# Raw records:
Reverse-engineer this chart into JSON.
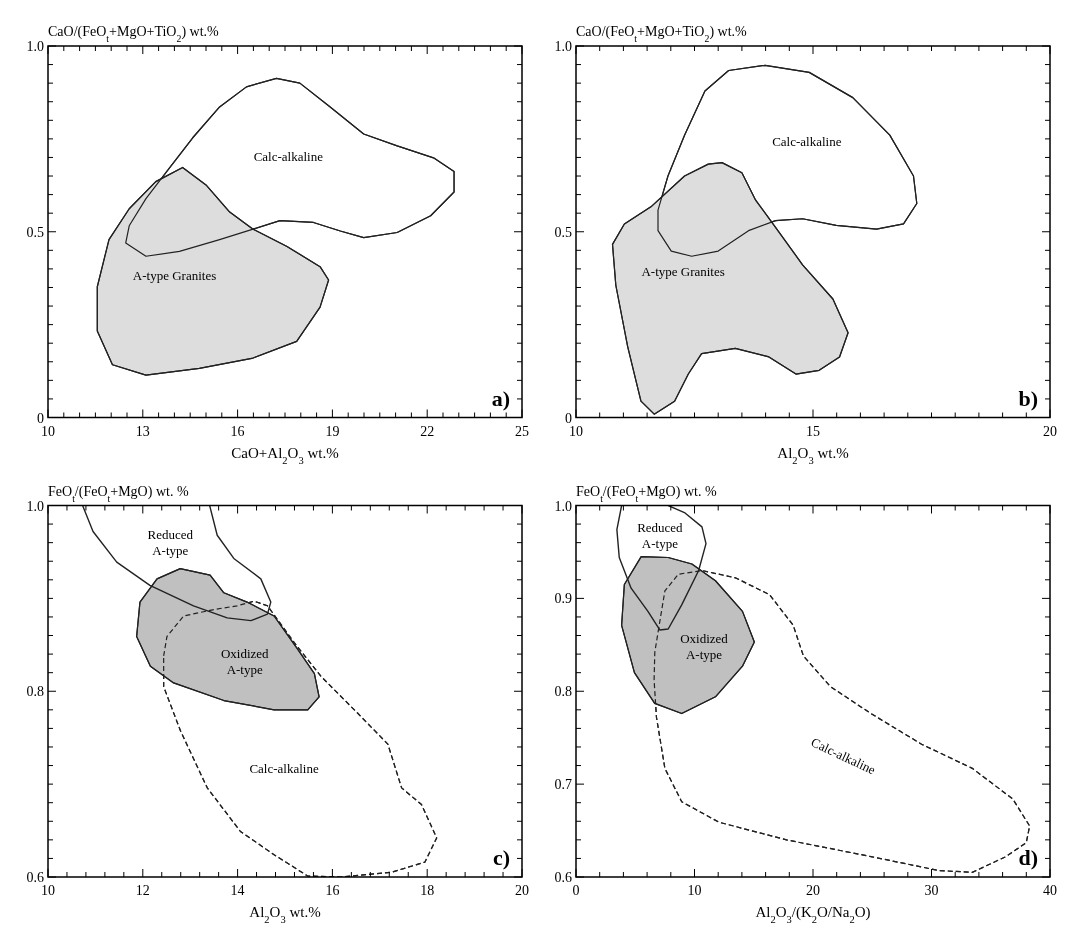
{
  "chart_data": [
    {
      "type": "line",
      "ylabel": "CaO/(FeO$_{t}$+MgO+TiO$_{2}$) wt.%",
      "xlabel": "CaO+Al$_{2}$O$_{3}$ wt.%",
      "xlim": [
        10,
        25
      ],
      "ylim": [
        0,
        1
      ],
      "xticks": [
        10,
        {
          "value": 10.5,
          "label": null
        },
        {
          "value": 11,
          "label": null
        },
        {
          "value": 11.5,
          "label": null
        },
        {
          "value": 12,
          "label": null
        },
        {
          "value": 12.5,
          "label": null
        },
        13,
        {
          "value": 13.5,
          "label": null
        },
        {
          "value": 14,
          "label": null
        },
        {
          "value": 14.5,
          "label": null
        },
        {
          "value": 15,
          "label": null
        },
        {
          "value": 15.5,
          "label": null
        },
        16,
        {
          "value": 16.5,
          "label": null
        },
        {
          "value": 17,
          "label": null
        },
        {
          "value": 17.5,
          "label": null
        },
        {
          "value": 18,
          "label": null
        },
        {
          "value": 18.5,
          "label": null
        },
        19,
        {
          "value": 19.5,
          "label": null
        },
        {
          "value": 20,
          "label": null
        },
        {
          "value": 20.5,
          "label": null
        },
        {
          "value": 21,
          "label": null
        },
        {
          "value": 21.5,
          "label": null
        },
        22,
        {
          "value": 22.5,
          "label": null
        },
        {
          "value": 23,
          "label": null
        },
        {
          "value": 23.5,
          "label": null
        },
        {
          "value": 24,
          "label": null
        },
        {
          "value": 24.5,
          "label": null
        },
        25
      ],
      "yticks": [
        0,
        {
          "value": 0.05,
          "label": null
        },
        {
          "value": 0.1,
          "label": null
        },
        {
          "value": 0.15,
          "label": null
        },
        {
          "value": 0.2,
          "label": null
        },
        {
          "value": 0.25,
          "label": null
        },
        {
          "value": 0.3,
          "label": null
        },
        {
          "value": 0.35,
          "label": null
        },
        {
          "value": 0.4,
          "label": null
        },
        {
          "value": 0.45,
          "label": null
        },
        0.5,
        {
          "value": 0.55,
          "label": null
        },
        {
          "value": 0.6,
          "label": null
        },
        {
          "value": 0.65,
          "label": null
        },
        {
          "value": 0.7,
          "label": null
        },
        {
          "value": 0.75,
          "label": null
        },
        {
          "value": 0.8,
          "label": null
        },
        {
          "value": 0.85,
          "label": null
        },
        {
          "value": 0.9,
          "label": null
        },
        {
          "value": 0.95,
          "label": null
        },
        {
          "value": 1,
          "label": "1.0"
        }
      ],
      "series": [
        {
          "type": "area",
          "color": "#ffffff",
          "line_style": "solid",
          "x": [
            12.46,
            13.1,
            14.16,
            15.43,
            16.49,
            17.34,
            18.4,
            19.25,
            19.99,
            21.05,
            22.11,
            22.85,
            22.85,
            22.2,
            21.05,
            19.99,
            18.93,
            17.97,
            17.23,
            16.28,
            15.43,
            14.58,
            13.84,
            13.1,
            12.57,
            12.46
          ],
          "values": [
            0.47,
            0.434,
            0.447,
            0.479,
            0.507,
            0.53,
            0.525,
            0.502,
            0.484,
            0.498,
            0.543,
            0.607,
            0.662,
            0.699,
            0.731,
            0.763,
            0.836,
            0.9,
            0.913,
            0.89,
            0.836,
            0.753,
            0.671,
            0.589,
            0.516,
            0.47
          ]
        },
        {
          "type": "area",
          "color": "#dddddd",
          "line_style": "solid",
          "x": [
            14.26,
            15.0,
            15.75,
            16.49,
            17.55,
            18.61,
            18.88,
            18.61,
            17.87,
            16.49,
            14.79,
            13.1,
            12.04,
            11.56,
            11.56,
            11.93,
            12.57,
            13.41,
            14.26
          ],
          "values": [
            0.673,
            0.626,
            0.553,
            0.507,
            0.461,
            0.406,
            0.37,
            0.297,
            0.205,
            0.16,
            0.132,
            0.114,
            0.142,
            0.233,
            0.352,
            0.479,
            0.562,
            0.635,
            0.673
          ]
        }
      ],
      "annotations": [
        "Calc-alkaline",
        "A-type Granites",
        "a)"
      ]
    },
    {
      "type": "line",
      "ylabel": "CaO/(FeO$_{t}$+MgO+TiO$_{2}$) wt.%",
      "xlabel": "Al$_{2}$O$_{3}$ wt.%",
      "xlim": [
        10,
        20
      ],
      "ylim": [
        0,
        1
      ],
      "xticks": [
        10,
        {
          "value": 10.5,
          "label": null
        },
        {
          "value": 11,
          "label": null
        },
        {
          "value": 11.5,
          "label": null
        },
        {
          "value": 12,
          "label": null
        },
        {
          "value": 12.5,
          "label": null
        },
        {
          "value": 13,
          "label": null
        },
        {
          "value": 13.5,
          "label": null
        },
        {
          "value": 14,
          "label": null
        },
        {
          "value": 14.5,
          "label": null
        },
        15,
        {
          "value": 15.5,
          "label": null
        },
        {
          "value": 16,
          "label": null
        },
        {
          "value": 16.5,
          "label": null
        },
        {
          "value": 17,
          "label": null
        },
        {
          "value": 17.5,
          "label": null
        },
        {
          "value": 18,
          "label": null
        },
        {
          "value": 18.5,
          "label": null
        },
        {
          "value": 19,
          "label": null
        },
        {
          "value": 19.5,
          "label": null
        },
        20
      ],
      "yticks": [
        0,
        {
          "value": 0.05,
          "label": null
        },
        {
          "value": 0.1,
          "label": null
        },
        {
          "value": 0.15,
          "label": null
        },
        {
          "value": 0.2,
          "label": null
        },
        {
          "value": 0.25,
          "label": null
        },
        {
          "value": 0.3,
          "label": null
        },
        {
          "value": 0.35,
          "label": null
        },
        {
          "value": 0.4,
          "label": null
        },
        {
          "value": 0.45,
          "label": null
        },
        0.5,
        {
          "value": 0.55,
          "label": null
        },
        {
          "value": 0.6,
          "label": null
        },
        {
          "value": 0.65,
          "label": null
        },
        {
          "value": 0.7,
          "label": null
        },
        {
          "value": 0.75,
          "label": null
        },
        {
          "value": 0.8,
          "label": null
        },
        {
          "value": 0.85,
          "label": null
        },
        {
          "value": 0.9,
          "label": null
        },
        {
          "value": 0.95,
          "label": null
        },
        {
          "value": 1,
          "label": "1.0"
        }
      ],
      "series": [
        {
          "type": "area",
          "color": "#ffffff",
          "line_style": "solid",
          "x": [
            11.73,
            12.01,
            12.44,
            13.0,
            13.64,
            14.21,
            14.78,
            15.49,
            16.34,
            16.91,
            17.19,
            17.12,
            16.62,
            15.84,
            14.92,
            13.99,
            13.22,
            12.72,
            12.29,
            11.94,
            11.73,
            11.73
          ],
          "values": [
            0.503,
            0.448,
            0.434,
            0.448,
            0.503,
            0.53,
            0.535,
            0.517,
            0.507,
            0.521,
            0.576,
            0.65,
            0.76,
            0.861,
            0.929,
            0.948,
            0.934,
            0.879,
            0.76,
            0.65,
            0.558,
            0.503
          ]
        },
        {
          "type": "area",
          "color": "#dddddd",
          "line_style": "solid",
          "x": [
            13.08,
            13.5,
            13.79,
            14.21,
            14.78,
            15.42,
            15.74,
            15.56,
            15.13,
            14.64,
            14.07,
            13.36,
            12.65,
            12.37,
            12.08,
            11.65,
            11.37,
            11.09,
            10.84,
            10.77,
            11.02,
            11.58,
            12.29,
            12.79,
            13.08
          ],
          "values": [
            0.686,
            0.659,
            0.585,
            0.512,
            0.411,
            0.319,
            0.228,
            0.163,
            0.127,
            0.117,
            0.163,
            0.186,
            0.172,
            0.117,
            0.044,
            0.009,
            0.044,
            0.191,
            0.356,
            0.466,
            0.521,
            0.567,
            0.65,
            0.682,
            0.686
          ]
        }
      ],
      "annotations": [
        "Calc-alkaline",
        "A-type Granites",
        "b)"
      ]
    },
    {
      "type": "line",
      "ylabel": "FeO$_{t}$/(FeO$_{t}$+MgO) wt. %",
      "xlabel": "Al$_{2}$O$_{3}$ wt.%",
      "xlim": [
        10,
        20
      ],
      "ylim": [
        0.6,
        1
      ],
      "xticks": [
        10,
        {
          "value": 10.4,
          "label": null
        },
        {
          "value": 10.8,
          "label": null
        },
        {
          "value": 11.2,
          "label": null
        },
        {
          "value": 11.6,
          "label": null
        },
        12,
        {
          "value": 12.4,
          "label": null
        },
        {
          "value": 12.8,
          "label": null
        },
        {
          "value": 13.2,
          "label": null
        },
        {
          "value": 13.6,
          "label": null
        },
        14,
        {
          "value": 14.4,
          "label": null
        },
        {
          "value": 14.8,
          "label": null
        },
        {
          "value": 15.2,
          "label": null
        },
        {
          "value": 15.6,
          "label": null
        },
        16,
        {
          "value": 16.4,
          "label": null
        },
        {
          "value": 16.8,
          "label": null
        },
        {
          "value": 17.2,
          "label": null
        },
        {
          "value": 17.6,
          "label": null
        },
        18,
        {
          "value": 18.4,
          "label": null
        },
        {
          "value": 18.8,
          "label": null
        },
        {
          "value": 19.2,
          "label": null
        },
        {
          "value": 19.6,
          "label": null
        },
        20
      ],
      "yticks": [
        0.6,
        {
          "value": 0.62,
          "label": null
        },
        {
          "value": 0.64,
          "label": null
        },
        {
          "value": 0.66,
          "label": null
        },
        {
          "value": 0.68,
          "label": null
        },
        {
          "value": 0.7,
          "label": null
        },
        {
          "value": 0.72,
          "label": null
        },
        {
          "value": 0.74,
          "label": null
        },
        {
          "value": 0.76,
          "label": null
        },
        {
          "value": 0.78,
          "label": null
        },
        0.8,
        {
          "value": 0.82,
          "label": null
        },
        {
          "value": 0.84,
          "label": null
        },
        {
          "value": 0.86,
          "label": null
        },
        {
          "value": 0.88,
          "label": null
        },
        {
          "value": 0.9,
          "label": null
        },
        {
          "value": 0.92,
          "label": null
        },
        {
          "value": 0.94,
          "label": null
        },
        {
          "value": 0.96,
          "label": null
        },
        {
          "value": 0.98,
          "label": null
        },
        {
          "value": 1,
          "label": "1.0"
        }
      ],
      "series": [
        {
          "type": "area",
          "color": "#ffffff",
          "line_style": "dashed",
          "x": [
            12.44,
            12.51,
            12.86,
            13.5,
            13.99,
            14.35,
            14.63,
            15.2,
            15.76,
            16.54,
            17.17,
            17.46,
            17.88,
            18.2,
            17.95,
            17.24,
            16.18,
            15.48,
            14.77,
            14.06,
            13.36,
            12.79,
            12.44,
            12.44
          ],
          "values": [
            0.838,
            0.859,
            0.881,
            0.888,
            0.892,
            0.897,
            0.892,
            0.852,
            0.816,
            0.776,
            0.743,
            0.696,
            0.678,
            0.642,
            0.616,
            0.605,
            0.6,
            0.601,
            0.624,
            0.649,
            0.696,
            0.758,
            0.805,
            0.838
          ]
        },
        {
          "type": "area",
          "color": "#c0c0c0",
          "line_style": "solid",
          "x": [
            12.79,
            13.42,
            13.71,
            14.2,
            14.77,
            15.27,
            15.62,
            15.72,
            15.48,
            14.77,
            13.71,
            12.65,
            12.16,
            11.87,
            11.94,
            12.3,
            12.79
          ],
          "values": [
            0.932,
            0.925,
            0.906,
            0.896,
            0.881,
            0.845,
            0.819,
            0.794,
            0.78,
            0.78,
            0.79,
            0.809,
            0.827,
            0.859,
            0.896,
            0.921,
            0.932
          ]
        },
        {
          "type": "line",
          "color": "#222222",
          "line_style": "solid",
          "x": [
            10.73,
            10.95,
            11.45,
            12.15,
            13.07,
            13.78,
            14.28,
            14.63,
            14.7,
            14.49,
            13.92,
            13.57,
            13.41
          ],
          "values": [
            1.0,
            0.972,
            0.939,
            0.914,
            0.892,
            0.879,
            0.876,
            0.883,
            0.896,
            0.921,
            0.943,
            0.968,
            1.0
          ]
        }
      ],
      "annotations": [
        "Reduced\nA-type",
        "Oxidized\nA-type",
        "Calc-alkaline",
        "c)"
      ]
    },
    {
      "type": "line",
      "ylabel": "FeO$_{t}$/(FeO$_{t}$+MgO) wt. %",
      "xlabel": "Al$_{2}$O$_{3}$/(K$_{2}$O/Na$_{2}$O)",
      "xlim": [
        0,
        40
      ],
      "ylim": [
        0.6,
        1
      ],
      "xticks": [
        0,
        {
          "value": 2,
          "label": null
        },
        {
          "value": 4,
          "label": null
        },
        {
          "value": 6,
          "label": null
        },
        {
          "value": 8,
          "label": null
        },
        10,
        {
          "value": 12,
          "label": null
        },
        {
          "value": 14,
          "label": null
        },
        {
          "value": 16,
          "label": null
        },
        {
          "value": 18,
          "label": null
        },
        20,
        {
          "value": 22,
          "label": null
        },
        {
          "value": 24,
          "label": null
        },
        {
          "value": 26,
          "label": null
        },
        {
          "value": 28,
          "label": null
        },
        30,
        {
          "value": 32,
          "label": null
        },
        {
          "value": 34,
          "label": null
        },
        {
          "value": 36,
          "label": null
        },
        {
          "value": 38,
          "label": null
        },
        40
      ],
      "yticks": [
        0.6,
        {
          "value": 0.62,
          "label": null
        },
        {
          "value": 0.64,
          "label": null
        },
        {
          "value": 0.66,
          "label": null
        },
        {
          "value": 0.68,
          "label": null
        },
        0.7,
        {
          "value": 0.72,
          "label": null
        },
        {
          "value": 0.74,
          "label": null
        },
        {
          "value": 0.76,
          "label": null
        },
        {
          "value": 0.78,
          "label": null
        },
        0.8,
        {
          "value": 0.82,
          "label": null
        },
        {
          "value": 0.84,
          "label": null
        },
        {
          "value": 0.86,
          "label": null
        },
        {
          "value": 0.88,
          "label": null
        },
        0.9,
        {
          "value": 0.92,
          "label": null
        },
        {
          "value": 0.94,
          "label": null
        },
        {
          "value": 0.96,
          "label": null
        },
        {
          "value": 0.98,
          "label": null
        },
        {
          "value": 1,
          "label": "1.0"
        }
      ],
      "series": [
        {
          "type": "area",
          "color": "#ffffff",
          "line_style": "dashed",
          "x": [
            6.93,
            7.5,
            8.64,
            10.63,
            13.48,
            16.33,
            18.33,
            19.19,
            21.47,
            24.89,
            29.16,
            33.44,
            36.86,
            38.28,
            38.0,
            36.29,
            33.44,
            30.59,
            24.89,
            17.76,
            12.06,
            8.92,
            7.5,
            6.79,
            6.59,
            6.65,
            6.93
          ],
          "values": [
            0.864,
            0.908,
            0.926,
            0.93,
            0.922,
            0.904,
            0.871,
            0.838,
            0.805,
            0.776,
            0.743,
            0.717,
            0.684,
            0.655,
            0.637,
            0.622,
            0.605,
            0.607,
            0.622,
            0.64,
            0.659,
            0.681,
            0.717,
            0.772,
            0.812,
            0.842,
            0.864
          ]
        },
        {
          "type": "area",
          "color": "#c0c0c0",
          "line_style": "solid",
          "x": [
            5.5,
            7.78,
            9.78,
            11.77,
            14.05,
            15.05,
            14.05,
            11.77,
            8.92,
            6.64,
            4.93,
            3.85,
            4.08,
            5.5
          ],
          "values": [
            0.945,
            0.944,
            0.937,
            0.919,
            0.886,
            0.853,
            0.827,
            0.794,
            0.776,
            0.787,
            0.82,
            0.871,
            0.915,
            0.945
          ]
        },
        {
          "type": "line",
          "color": "#222222",
          "line_style": "solid",
          "x": [
            3.85,
            3.45,
            3.65,
            4.65,
            6.07,
            7.07,
            7.78,
            8.92,
            10.35,
            10.97,
            10.63,
            9.2,
            7.78
          ],
          "values": [
            1.0,
            0.974,
            0.944,
            0.911,
            0.886,
            0.866,
            0.867,
            0.893,
            0.93,
            0.959,
            0.977,
            0.992,
            1.0
          ]
        }
      ],
      "annotations": [
        "Reduced\nA-type",
        "Oxidized\nA-type",
        "Calc-alkaline",
        "d)"
      ]
    }
  ]
}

# Directions:
Note every line above where the string "xlabel" shows up, and copy those lines.

# Exercise answer:
      "xlabel": "CaO+Al$_{2}$O$_{3}$ wt.%",
      "xlabel": "Al$_{2}$O$_{3}$ wt.%",
      "xlabel": "Al$_{2}$O$_{3}$ wt.%",
      "xlabel": "Al$_{2}$O$_{3}$/(K$_{2}$O/Na$_{2}$O)",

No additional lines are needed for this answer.